→ **제시문**:

Notebook

히브리어 데이터를 이용한 통계적 언어 분석의 예¶

본 노트에서는 구문 정보가 포함되어 있는 성서 데이터 베이스(Text-Fabric)와 다양한 통계 수치를 산출할 수 있는 통계 프로그램인 R을 이용하여 간단하게 성서 히브리어 데이터를 활용한 간단한 통계 분석을 해 보도록 하겠습니다. 히브리어 통계 분석을 위해서는 언어 데이터를 먼저 준비해야 합니다. (*본 내용은 테스트를 위한 예시입니다)

In [1]:

library(ggplot2)
library(grid)
library(dplyr)

Attaching package: ‘dplyr’


The following objects are masked from ‘package:stats’:

    filter, lag


The following objects are masked from ‘package:base’:

    intersect, setdiff, setequal, union

본 노트에서 통계적 언어 분석을 위한 절차는 대략 아래와 같습니다.

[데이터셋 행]

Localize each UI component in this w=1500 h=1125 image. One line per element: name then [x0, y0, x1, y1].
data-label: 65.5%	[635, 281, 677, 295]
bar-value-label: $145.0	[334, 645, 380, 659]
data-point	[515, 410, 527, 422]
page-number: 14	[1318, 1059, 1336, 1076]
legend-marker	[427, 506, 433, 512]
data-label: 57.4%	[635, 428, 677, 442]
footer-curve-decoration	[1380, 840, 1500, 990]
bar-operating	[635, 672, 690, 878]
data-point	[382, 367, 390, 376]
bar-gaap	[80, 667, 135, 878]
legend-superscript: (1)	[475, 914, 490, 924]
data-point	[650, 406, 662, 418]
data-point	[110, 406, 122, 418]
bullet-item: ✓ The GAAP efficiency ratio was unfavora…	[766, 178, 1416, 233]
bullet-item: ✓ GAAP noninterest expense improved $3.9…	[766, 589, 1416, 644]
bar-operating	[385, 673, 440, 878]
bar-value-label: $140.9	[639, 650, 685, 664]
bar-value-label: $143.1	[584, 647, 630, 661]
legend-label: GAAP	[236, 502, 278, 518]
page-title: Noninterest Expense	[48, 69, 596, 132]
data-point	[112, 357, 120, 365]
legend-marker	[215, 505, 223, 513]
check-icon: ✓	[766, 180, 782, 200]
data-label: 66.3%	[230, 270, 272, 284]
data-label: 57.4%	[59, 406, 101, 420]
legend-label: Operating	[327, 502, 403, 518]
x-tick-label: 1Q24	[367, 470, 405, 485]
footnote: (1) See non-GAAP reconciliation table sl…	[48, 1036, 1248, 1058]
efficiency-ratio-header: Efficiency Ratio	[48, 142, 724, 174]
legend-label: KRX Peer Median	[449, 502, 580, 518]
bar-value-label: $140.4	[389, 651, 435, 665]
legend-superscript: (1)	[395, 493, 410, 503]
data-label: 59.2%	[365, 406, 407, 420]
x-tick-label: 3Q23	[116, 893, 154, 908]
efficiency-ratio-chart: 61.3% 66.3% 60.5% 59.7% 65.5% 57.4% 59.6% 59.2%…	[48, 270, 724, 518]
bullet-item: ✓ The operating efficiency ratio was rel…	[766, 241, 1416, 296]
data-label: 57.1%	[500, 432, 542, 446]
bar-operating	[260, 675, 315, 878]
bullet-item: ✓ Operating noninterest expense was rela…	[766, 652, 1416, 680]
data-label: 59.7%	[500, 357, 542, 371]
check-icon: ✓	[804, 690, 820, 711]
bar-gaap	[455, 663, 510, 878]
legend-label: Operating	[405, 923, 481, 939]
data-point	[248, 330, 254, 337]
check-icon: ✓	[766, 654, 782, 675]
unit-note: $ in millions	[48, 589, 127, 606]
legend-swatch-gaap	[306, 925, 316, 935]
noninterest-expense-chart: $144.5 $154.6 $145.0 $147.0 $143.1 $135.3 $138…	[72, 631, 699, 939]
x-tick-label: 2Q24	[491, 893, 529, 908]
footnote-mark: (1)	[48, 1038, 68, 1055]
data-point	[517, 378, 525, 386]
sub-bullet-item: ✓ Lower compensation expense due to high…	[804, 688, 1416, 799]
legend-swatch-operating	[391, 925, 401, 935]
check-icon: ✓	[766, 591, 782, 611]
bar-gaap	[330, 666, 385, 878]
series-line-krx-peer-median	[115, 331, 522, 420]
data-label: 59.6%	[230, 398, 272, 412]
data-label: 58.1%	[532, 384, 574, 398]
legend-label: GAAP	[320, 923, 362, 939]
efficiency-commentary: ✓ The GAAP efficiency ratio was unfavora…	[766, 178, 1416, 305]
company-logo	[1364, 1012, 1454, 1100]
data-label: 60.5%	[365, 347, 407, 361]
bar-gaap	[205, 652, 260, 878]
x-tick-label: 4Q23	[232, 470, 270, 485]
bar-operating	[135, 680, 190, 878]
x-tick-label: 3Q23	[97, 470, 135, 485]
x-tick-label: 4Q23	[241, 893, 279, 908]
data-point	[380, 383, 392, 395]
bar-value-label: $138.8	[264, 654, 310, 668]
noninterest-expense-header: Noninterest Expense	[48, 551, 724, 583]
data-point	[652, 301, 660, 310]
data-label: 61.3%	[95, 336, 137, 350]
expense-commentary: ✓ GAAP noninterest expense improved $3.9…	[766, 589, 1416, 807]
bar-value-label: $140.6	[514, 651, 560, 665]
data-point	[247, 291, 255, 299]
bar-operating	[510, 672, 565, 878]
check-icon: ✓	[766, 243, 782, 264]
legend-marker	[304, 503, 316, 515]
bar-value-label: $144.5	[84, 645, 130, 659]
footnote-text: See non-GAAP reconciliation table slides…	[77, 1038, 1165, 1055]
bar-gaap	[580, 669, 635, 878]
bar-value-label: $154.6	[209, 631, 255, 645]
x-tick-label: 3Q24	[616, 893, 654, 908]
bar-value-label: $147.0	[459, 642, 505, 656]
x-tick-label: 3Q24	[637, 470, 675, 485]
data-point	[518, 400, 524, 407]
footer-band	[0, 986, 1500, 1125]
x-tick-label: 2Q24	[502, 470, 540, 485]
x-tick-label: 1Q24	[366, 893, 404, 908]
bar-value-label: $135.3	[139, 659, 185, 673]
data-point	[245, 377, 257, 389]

→ **주어진 과제 1**: 히브리어 통계 분석 노트에서 "본 노트에서는 구문 정보가"에서 시작해 "library(dplyr)"에서 끝나는 부분을 다시 쓰되, "성서" 대신 "구약 성서" 표현으로 바꾸어 쓰시오.
→ **주어진 과제 2**: 히브리어 통계 분석 노트의 마지막 문장에 이어서 글을 계속 쓰시오.

→ **작성한 답안 1**:
본 노트에서는 구문 정보가 포함되어 있는 구약 성서 데이터 베이스(Text-Fabric)와 다양한 통계 수치를 산출할 수 있는 통계 프로그램인 R을 이용하여 간단하게 구약 성서 히브리어 데이터를 활용한 간단한 통계 분석을 해 보도록 하겠습니다. 히브리어 통계 분석을 위해서는 언어 데이터를 먼저 준비해야 합니다. (*본 내용은 테스트를 위한 예시입니다)

In [1]:

library(ggplot2)
library(grid)
library(dplyr)

→ **작성한 답안 2**:
샘플 텍스트 선정: 샘플 텍스트는 텍스트의 시대 구분에 있어서 학자들의 이견이 거의 없는 것으로 선정을 해야 합니다. 여기에서는 상대적으로 이른 시기의 본문으로 사무엘서/열왕기서를 택하였고, 포로기 이후의 본문으로 역대기서를 택하였습니다.
시험 텍스트 선정: 샘플 텍스트 분석을 통해 어느 정도 특징을 구별해 낼 수 있으면 이 데이터를 토대로 시대를 추측할 대상인 텍스트를 선정해야 합니다. 여기에서는 레위기와 에스더를 선정했습니다. 이 책들이 사무엘서/열왕기서 혹은 역대기서에 가까운지 혹은 과도기적인 특징을 보이는 지를 살펴볼 것입니다.
분류 기준 선정: 어느 특징에 따라 텍스트를 분류할 것인지를 결정해야 합니다. 정확한 분석을 위해서는 다양한 언어적인 특징들을 적용해야겠지만, 저는 프랑크 폴락(Frank Polak)이 제시한 기준 가운데 명사절 비율[1]과 아비 후르비츠(Avi Hurvitz)가 제시한 여러 기준 가운데 אל과 על 전치사 사용 비율[2] 등을 기준으로 텍스트의 특징을 파악해 볼 것입니다.

[1] 명사절 비율이 높을수록 구어체보다는 문어체에 가까우며 이는 포로 후기 페르시아 서기관 문화의 영향을 반영하는 것이다.

[2] 포로 후기 문헌으로 갈수록 아람어의 영향으로 אל 보다는 על을 선호하는 경향이 강하다.

In [2]:

# 역대기서
chr1 <- read.csv("1_Chronicles.csv", header = TRUE)
chr2 <- read.csv("2_Chronicles.csv", header = TRUE)
chr <- rbind(chr1, chr2)

#사무엘서+열왕기서 (편의상 영어 약어는 sam으로 표기함)
sam1 <- read.csv("1_Samuel.csv", header = TRUE)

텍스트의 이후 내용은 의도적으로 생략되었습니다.